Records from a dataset

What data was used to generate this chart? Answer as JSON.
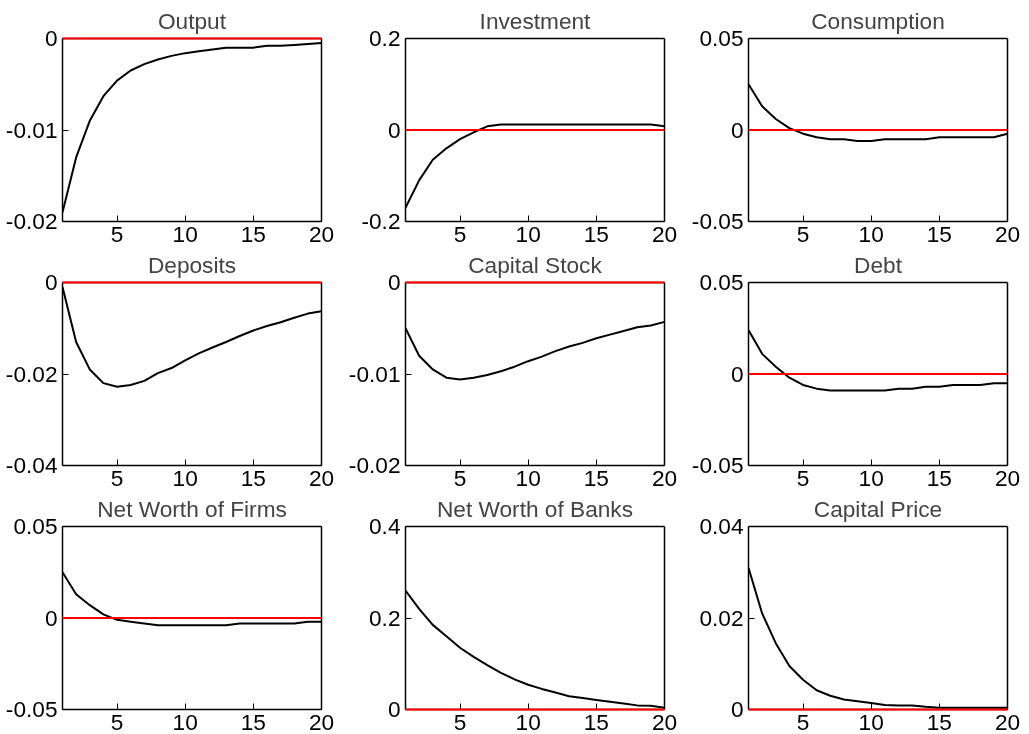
{
  "chart_data": [
    {
      "type": "line",
      "title": "Output",
      "x": [
        1,
        2,
        3,
        4,
        5,
        6,
        7,
        8,
        9,
        10,
        11,
        12,
        13,
        14,
        15,
        16,
        17,
        18,
        19,
        20
      ],
      "series": [
        {
          "color": "#000000",
          "values": [
            -0.019,
            -0.013,
            -0.009,
            -0.0063,
            -0.0046,
            -0.0035,
            -0.0028,
            -0.0023,
            -0.0019,
            -0.0016,
            -0.0014,
            -0.0012,
            -0.001,
            -0.001,
            -0.001,
            -0.0008,
            -0.0008,
            -0.0007,
            -0.0006,
            -0.0005
          ]
        }
      ],
      "xlim": [
        1,
        20
      ],
      "xticks": [
        5,
        10,
        15,
        20
      ],
      "ylim": [
        -0.02,
        0
      ],
      "yticks": [
        -0.02,
        -0.01,
        0
      ],
      "ref_lines": [
        {
          "axis": "y",
          "value": 0,
          "color": "#ff0000"
        }
      ],
      "grid": false
    },
    {
      "type": "line",
      "title": "Investment",
      "x": [
        1,
        2,
        3,
        4,
        5,
        6,
        7,
        8,
        9,
        10,
        11,
        12,
        13,
        14,
        15,
        16,
        17,
        18,
        19,
        20
      ],
      "series": [
        {
          "color": "#000000",
          "values": [
            -0.17,
            -0.11,
            -0.065,
            -0.04,
            -0.02,
            -0.005,
            0.008,
            0.012,
            0.012,
            0.012,
            0.012,
            0.012,
            0.012,
            0.012,
            0.012,
            0.012,
            0.012,
            0.012,
            0.012,
            0.008
          ]
        }
      ],
      "xlim": [
        1,
        20
      ],
      "xticks": [
        5,
        10,
        15,
        20
      ],
      "ylim": [
        -0.2,
        0.2
      ],
      "yticks": [
        -0.2,
        0,
        0.2
      ],
      "ref_lines": [
        {
          "axis": "y",
          "value": 0,
          "color": "#ff0000"
        }
      ],
      "grid": false
    },
    {
      "type": "line",
      "title": "Consumption",
      "x": [
        1,
        2,
        3,
        4,
        5,
        6,
        7,
        8,
        9,
        10,
        11,
        12,
        13,
        14,
        15,
        16,
        17,
        18,
        19,
        20
      ],
      "series": [
        {
          "color": "#000000",
          "values": [
            0.025,
            0.013,
            0.006,
            0.001,
            -0.002,
            -0.004,
            -0.005,
            -0.005,
            -0.006,
            -0.006,
            -0.005,
            -0.005,
            -0.005,
            -0.005,
            -0.004,
            -0.004,
            -0.004,
            -0.004,
            -0.004,
            -0.002
          ]
        }
      ],
      "xlim": [
        1,
        20
      ],
      "xticks": [
        5,
        10,
        15,
        20
      ],
      "ylim": [
        -0.05,
        0.05
      ],
      "yticks": [
        -0.05,
        0,
        0.05
      ],
      "ref_lines": [
        {
          "axis": "y",
          "value": 0,
          "color": "#ff0000"
        }
      ],
      "grid": false
    },
    {
      "type": "line",
      "title": "Deposits",
      "x": [
        1,
        2,
        3,
        4,
        5,
        6,
        7,
        8,
        9,
        10,
        11,
        12,
        13,
        14,
        15,
        16,
        17,
        18,
        19,
        20
      ],
      "series": [
        {
          "color": "#000000",
          "values": [
            -0.001,
            -0.013,
            -0.019,
            -0.022,
            -0.0228,
            -0.0224,
            -0.0215,
            -0.0198,
            -0.0187,
            -0.017,
            -0.0155,
            -0.0142,
            -0.013,
            -0.0117,
            -0.0105,
            -0.0095,
            -0.0087,
            -0.0077,
            -0.0068,
            -0.0063
          ]
        }
      ],
      "xlim": [
        1,
        20
      ],
      "xticks": [
        5,
        10,
        15,
        20
      ],
      "ylim": [
        -0.04,
        0
      ],
      "yticks": [
        -0.04,
        -0.02,
        0
      ],
      "ref_lines": [
        {
          "axis": "y",
          "value": 0,
          "color": "#ff0000"
        }
      ],
      "grid": false
    },
    {
      "type": "line",
      "title": "Capital Stock",
      "x": [
        1,
        2,
        3,
        4,
        5,
        6,
        7,
        8,
        9,
        10,
        11,
        12,
        13,
        14,
        15,
        16,
        17,
        18,
        19,
        20
      ],
      "series": [
        {
          "color": "#000000",
          "values": [
            -0.005,
            -0.008,
            -0.0095,
            -0.0104,
            -0.0106,
            -0.0104,
            -0.0101,
            -0.0097,
            -0.0092,
            -0.0086,
            -0.0081,
            -0.0075,
            -0.007,
            -0.0066,
            -0.0061,
            -0.0057,
            -0.0053,
            -0.0049,
            -0.0047,
            -0.0043
          ]
        }
      ],
      "xlim": [
        1,
        20
      ],
      "xticks": [
        5,
        10,
        15,
        20
      ],
      "ylim": [
        -0.02,
        0
      ],
      "yticks": [
        -0.02,
        -0.01,
        0
      ],
      "ref_lines": [
        {
          "axis": "y",
          "value": 0,
          "color": "#ff0000"
        }
      ],
      "grid": false
    },
    {
      "type": "line",
      "title": "Debt",
      "x": [
        1,
        2,
        3,
        4,
        5,
        6,
        7,
        8,
        9,
        10,
        11,
        12,
        13,
        14,
        15,
        16,
        17,
        18,
        19,
        20
      ],
      "series": [
        {
          "color": "#000000",
          "values": [
            0.024,
            0.011,
            0.004,
            -0.002,
            -0.006,
            -0.008,
            -0.009,
            -0.009,
            -0.009,
            -0.009,
            -0.009,
            -0.008,
            -0.008,
            -0.007,
            -0.007,
            -0.006,
            -0.006,
            -0.006,
            -0.005,
            -0.005
          ]
        }
      ],
      "xlim": [
        1,
        20
      ],
      "xticks": [
        5,
        10,
        15,
        20
      ],
      "ylim": [
        -0.05,
        0.05
      ],
      "yticks": [
        -0.05,
        0,
        0.05
      ],
      "ref_lines": [
        {
          "axis": "y",
          "value": 0,
          "color": "#ff0000"
        }
      ],
      "grid": false
    },
    {
      "type": "line",
      "title": "Net Worth of Firms",
      "x": [
        1,
        2,
        3,
        4,
        5,
        6,
        7,
        8,
        9,
        10,
        11,
        12,
        13,
        14,
        15,
        16,
        17,
        18,
        19,
        20
      ],
      "series": [
        {
          "color": "#000000",
          "values": [
            0.025,
            0.013,
            0.007,
            0.002,
            -0.001,
            -0.002,
            -0.003,
            -0.004,
            -0.004,
            -0.004,
            -0.004,
            -0.004,
            -0.004,
            -0.003,
            -0.003,
            -0.003,
            -0.003,
            -0.003,
            -0.002,
            -0.002
          ]
        }
      ],
      "xlim": [
        1,
        20
      ],
      "xticks": [
        5,
        10,
        15,
        20
      ],
      "ylim": [
        -0.05,
        0.05
      ],
      "yticks": [
        -0.05,
        0,
        0.05
      ],
      "ref_lines": [
        {
          "axis": "y",
          "value": 0,
          "color": "#ff0000"
        }
      ],
      "grid": false
    },
    {
      "type": "line",
      "title": "Net Worth of Banks",
      "x": [
        1,
        2,
        3,
        4,
        5,
        6,
        7,
        8,
        9,
        10,
        11,
        12,
        13,
        14,
        15,
        16,
        17,
        18,
        19,
        20
      ],
      "series": [
        {
          "color": "#000000",
          "values": [
            0.26,
            0.22,
            0.185,
            0.16,
            0.135,
            0.115,
            0.097,
            0.08,
            0.066,
            0.054,
            0.045,
            0.037,
            0.029,
            0.025,
            0.021,
            0.017,
            0.013,
            0.009,
            0.008,
            0.004
          ]
        }
      ],
      "xlim": [
        1,
        20
      ],
      "xticks": [
        5,
        10,
        15,
        20
      ],
      "ylim": [
        0,
        0.4
      ],
      "yticks": [
        0,
        0.2,
        0.4
      ],
      "ref_lines": [
        {
          "axis": "y",
          "value": 0,
          "color": "#ff0000"
        }
      ],
      "grid": false
    },
    {
      "type": "line",
      "title": "Capital Price",
      "x": [
        1,
        2,
        3,
        4,
        5,
        6,
        7,
        8,
        9,
        10,
        11,
        12,
        13,
        14,
        15,
        16,
        17,
        18,
        19,
        20
      ],
      "series": [
        {
          "color": "#000000",
          "values": [
            0.031,
            0.021,
            0.0145,
            0.0095,
            0.0065,
            0.0042,
            0.003,
            0.0022,
            0.0018,
            0.0014,
            0.001,
            0.0009,
            0.0009,
            0.0006,
            0.0004,
            0.0004,
            0.0004,
            0.0004,
            0.0004,
            0.0004
          ]
        }
      ],
      "xlim": [
        1,
        20
      ],
      "xticks": [
        5,
        10,
        15,
        20
      ],
      "ylim": [
        0,
        0.04
      ],
      "yticks": [
        0,
        0.02,
        0.04
      ],
      "ref_lines": [
        {
          "axis": "y",
          "value": 0,
          "color": "#ff0000"
        }
      ],
      "grid": false
    }
  ]
}
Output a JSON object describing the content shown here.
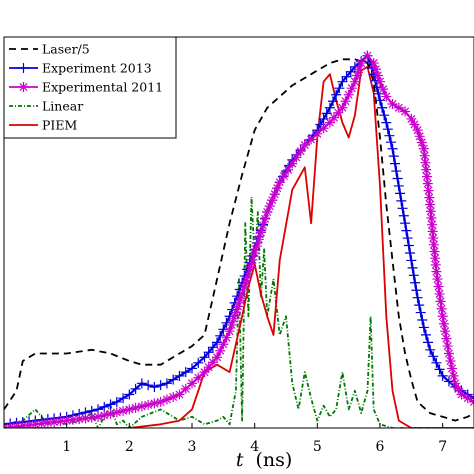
{
  "chart_data": {
    "type": "line",
    "title": "",
    "xlabel_var": "t",
    "xlabel_unit": "(ns)",
    "ylabel": "",
    "xlim": [
      0.0,
      7.5
    ],
    "ylim": [
      0.0,
      1.05
    ],
    "x_ticks": [
      "1",
      "2",
      "3",
      "4",
      "5",
      "6",
      "7"
    ],
    "grid": false,
    "legend_position": "top-left",
    "series": [
      {
        "name": "Laser/5",
        "color": "#000000",
        "dash": "7,5",
        "marker": "none",
        "x": [
          0.0,
          0.2,
          0.3,
          0.5,
          0.8,
          1.0,
          1.4,
          1.7,
          2.0,
          2.2,
          2.5,
          2.8,
          3.0,
          3.2,
          3.4,
          3.6,
          3.8,
          4.0,
          4.2,
          4.4,
          4.6,
          4.8,
          5.0,
          5.2,
          5.4,
          5.6,
          5.8,
          5.9,
          6.0,
          6.1,
          6.2,
          6.3,
          6.4,
          6.5,
          6.6,
          6.8,
          7.0,
          7.2,
          7.4,
          7.5
        ],
        "y": [
          0.05,
          0.1,
          0.18,
          0.2,
          0.2,
          0.2,
          0.21,
          0.2,
          0.18,
          0.17,
          0.17,
          0.2,
          0.22,
          0.25,
          0.4,
          0.55,
          0.68,
          0.8,
          0.86,
          0.89,
          0.92,
          0.94,
          0.96,
          0.98,
          0.99,
          0.99,
          0.98,
          0.93,
          0.78,
          0.6,
          0.45,
          0.3,
          0.2,
          0.13,
          0.07,
          0.04,
          0.03,
          0.02,
          0.03,
          0.04
        ]
      },
      {
        "name": "Experiment 2013",
        "color": "#0000dd",
        "dash": "",
        "marker": "plus",
        "x": [
          0.0,
          0.5,
          1.0,
          1.5,
          1.8,
          2.0,
          2.2,
          2.4,
          2.6,
          2.8,
          3.0,
          3.2,
          3.4,
          3.6,
          3.8,
          4.0,
          4.2,
          4.4,
          4.6,
          4.8,
          5.0,
          5.2,
          5.4,
          5.6,
          5.8,
          5.9,
          6.0,
          6.1,
          6.2,
          6.3,
          6.4,
          6.5,
          6.6,
          6.7,
          6.8,
          7.0,
          7.2,
          7.4,
          7.5
        ],
        "y": [
          0.01,
          0.02,
          0.03,
          0.05,
          0.07,
          0.09,
          0.12,
          0.11,
          0.12,
          0.14,
          0.16,
          0.19,
          0.23,
          0.3,
          0.39,
          0.48,
          0.58,
          0.66,
          0.72,
          0.76,
          0.8,
          0.86,
          0.93,
          0.97,
          1.0,
          0.95,
          0.88,
          0.82,
          0.75,
          0.65,
          0.55,
          0.45,
          0.35,
          0.27,
          0.21,
          0.14,
          0.11,
          0.09,
          0.08
        ]
      },
      {
        "name": "Experimental 2011",
        "color": "#cc00cc",
        "dash": "",
        "marker": "star",
        "x": [
          0.0,
          0.5,
          1.0,
          1.5,
          2.0,
          2.5,
          2.8,
          3.0,
          3.2,
          3.4,
          3.6,
          3.8,
          4.0,
          4.2,
          4.4,
          4.6,
          4.8,
          5.0,
          5.2,
          5.4,
          5.6,
          5.7,
          5.8,
          5.9,
          6.0,
          6.1,
          6.2,
          6.4,
          6.5,
          6.6,
          6.7,
          6.8,
          6.9,
          7.0,
          7.1,
          7.2,
          7.3,
          7.4,
          7.5
        ],
        "y": [
          0.0,
          0.01,
          0.02,
          0.03,
          0.05,
          0.07,
          0.09,
          0.12,
          0.15,
          0.19,
          0.26,
          0.36,
          0.47,
          0.58,
          0.66,
          0.71,
          0.76,
          0.79,
          0.82,
          0.86,
          0.93,
          0.98,
          1.0,
          0.98,
          0.93,
          0.89,
          0.87,
          0.85,
          0.83,
          0.8,
          0.75,
          0.6,
          0.42,
          0.3,
          0.2,
          0.12,
          0.09,
          0.08,
          0.07
        ]
      },
      {
        "name": "Linear",
        "color": "#007700",
        "dash": "4,2,1,2",
        "marker": "none",
        "x": [
          0.0,
          0.3,
          0.5,
          0.6,
          0.7,
          0.8,
          1.0,
          1.2,
          1.4,
          1.5,
          1.6,
          1.7,
          1.8,
          1.9,
          2.0,
          2.2,
          2.5,
          2.8,
          3.0,
          3.2,
          3.4,
          3.5,
          3.6,
          3.7,
          3.75,
          3.8,
          3.85,
          3.9,
          3.95,
          4.0,
          4.05,
          4.1,
          4.15,
          4.2,
          4.3,
          4.4,
          4.5,
          4.6,
          4.7,
          4.8,
          4.9,
          5.0,
          5.1,
          5.2,
          5.3,
          5.4,
          5.5,
          5.6,
          5.7,
          5.8,
          5.85,
          5.9,
          6.0,
          6.2,
          6.5,
          7.0,
          7.5
        ],
        "y": [
          0.01,
          0.02,
          0.05,
          0.03,
          0.01,
          0.02,
          0.01,
          0.02,
          0.04,
          0.0,
          0.03,
          0.06,
          0.01,
          0.02,
          0.0,
          0.03,
          0.05,
          0.02,
          0.03,
          0.01,
          0.02,
          0.03,
          0.01,
          0.1,
          0.4,
          0.02,
          0.55,
          0.3,
          0.62,
          0.45,
          0.58,
          0.35,
          0.48,
          0.3,
          0.4,
          0.25,
          0.3,
          0.12,
          0.05,
          0.15,
          0.08,
          0.02,
          0.06,
          0.03,
          0.05,
          0.15,
          0.05,
          0.1,
          0.04,
          0.1,
          0.3,
          0.05,
          0.01,
          0.0,
          0.0,
          0.0,
          0.0
        ]
      },
      {
        "name": "PIEM",
        "color": "#dd0000",
        "dash": "",
        "marker": "none",
        "x": [
          0.0,
          1.0,
          2.0,
          2.5,
          2.8,
          3.0,
          3.1,
          3.2,
          3.4,
          3.6,
          3.8,
          3.9,
          4.0,
          4.1,
          4.2,
          4.3,
          4.4,
          4.6,
          4.8,
          4.9,
          5.0,
          5.1,
          5.2,
          5.3,
          5.4,
          5.5,
          5.6,
          5.7,
          5.8,
          5.9,
          6.0,
          6.1,
          6.2,
          6.3,
          6.5,
          7.0,
          7.5
        ],
        "y": [
          0.0,
          0.0,
          0.0,
          0.01,
          0.02,
          0.05,
          0.1,
          0.15,
          0.17,
          0.15,
          0.3,
          0.38,
          0.44,
          0.36,
          0.3,
          0.25,
          0.45,
          0.64,
          0.7,
          0.55,
          0.78,
          0.93,
          0.95,
          0.88,
          0.82,
          0.78,
          0.84,
          0.96,
          0.97,
          0.9,
          0.65,
          0.3,
          0.1,
          0.02,
          0.0,
          0.0,
          0.0
        ]
      }
    ]
  }
}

■ Task objective ■
Report how many lines of the entries hold the string "title". Provide the number alone.

■ Task response ■
10